■ **WHAT THE EXERCISE ASKS**
Reproduce the records below exactly as they appear.

-- BEGIN --

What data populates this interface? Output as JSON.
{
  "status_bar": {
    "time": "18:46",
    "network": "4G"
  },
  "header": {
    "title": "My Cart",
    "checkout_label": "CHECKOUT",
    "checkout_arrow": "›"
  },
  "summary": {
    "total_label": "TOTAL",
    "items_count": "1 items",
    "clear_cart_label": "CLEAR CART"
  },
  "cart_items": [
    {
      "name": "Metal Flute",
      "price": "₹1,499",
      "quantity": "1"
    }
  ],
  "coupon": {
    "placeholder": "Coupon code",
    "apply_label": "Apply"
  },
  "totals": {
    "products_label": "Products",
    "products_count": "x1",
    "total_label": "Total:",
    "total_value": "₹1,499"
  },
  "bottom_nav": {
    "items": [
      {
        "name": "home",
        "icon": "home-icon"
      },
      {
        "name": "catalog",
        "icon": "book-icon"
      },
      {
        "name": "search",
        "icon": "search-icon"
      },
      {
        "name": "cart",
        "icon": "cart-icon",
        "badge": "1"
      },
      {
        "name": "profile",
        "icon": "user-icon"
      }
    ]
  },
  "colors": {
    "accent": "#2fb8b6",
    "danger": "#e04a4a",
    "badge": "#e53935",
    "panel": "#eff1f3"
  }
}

-- END --

■ **TASK ANSWER**
What data populates this interface? Output as JSON.
{
  "status_bar": {
    "time": "18:46",
    "network": "4G"
  },
  "header": {
    "title": "My Cart",
    "checkout_label": "CHECKOUT",
    "checkout_arrow": "›"
  },
  "summary": {
    "total_label": "TOTAL",
    "items_count": "1 items",
    "clear_cart_label": "CLEAR CART"
  },
  "cart_items": [
    {
      "name": "Metal Flute",
      "price": "₹1,499",
      "quantity": "1"
    }
  ],
  "coupon": {
    "placeholder": "Coupon code",
    "apply_label": "Apply"
  },
  "totals": {
    "products_label": "Products",
    "products_count": "x1",
    "total_label": "Total:",
    "total_value": "₹1,499"
  },
  "bottom_nav": {
    "items": [
      {
        "name": "home",
        "icon": "home-icon"
      },
      {
        "name": "catalog",
        "icon": "book-icon"
      },
      {
        "name": "search",
        "icon": "search-icon"
      },
      {
        "name": "cart",
        "icon": "cart-icon",
        "badge": "1"
      },
      {
        "name": "profile",
        "icon": "user-icon"
      }
    ]
  },
  "colors": {
    "accent": "#2fb8b6",
    "danger": "#e04a4a",
    "badge": "#e53935",
    "panel": "#eff1f3"
  }
}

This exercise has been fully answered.